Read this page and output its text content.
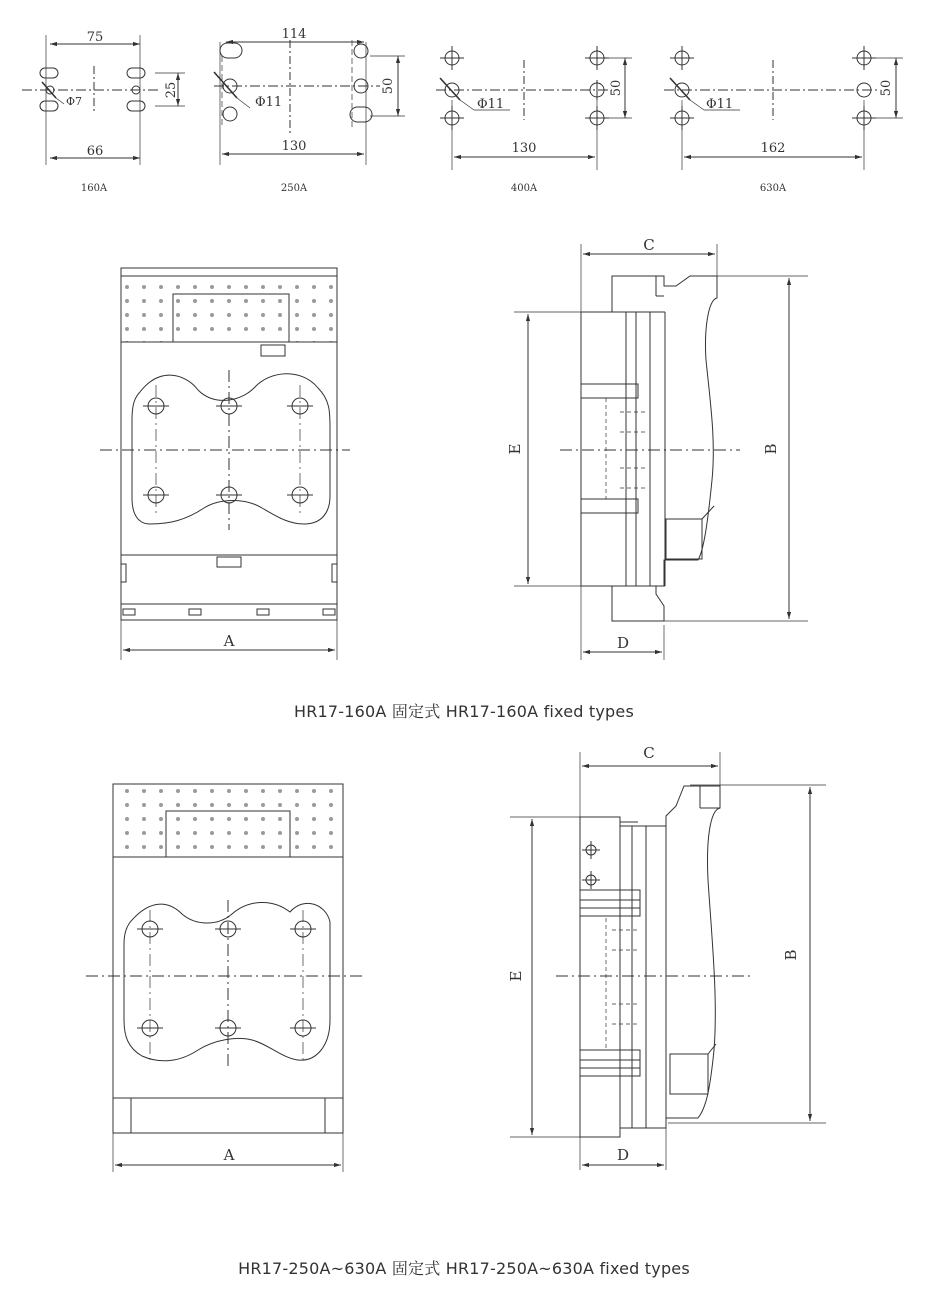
75
66
25
Φ7
114
130
50
Φ11
130
50
Φ11
162
50
Φ11
160A	250A	400A	630A
A
C
D
E	B
A
C
D
E
B
HR17-160A 固定式 HR17-160A fixed types
HR17-250A~630A 固定式 HR17-250A~630A fixed types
#####
YOUR INSTRUCTIONS
Copy every record above exactly, leaving out any pictures.

OUTPUT FOR THIS EXERCISE
Read this page and output its text content.
75
66
25
Φ7
114
130
50
Φ11
130
50
Φ11
162
50
Φ11
160A	250A	400A	630A
A
C
D
E	B
A
C
D
E
B
HR17-160A 固定式 HR17-160A fixed types
HR17-250A~630A 固定式 HR17-250A~630A fixed types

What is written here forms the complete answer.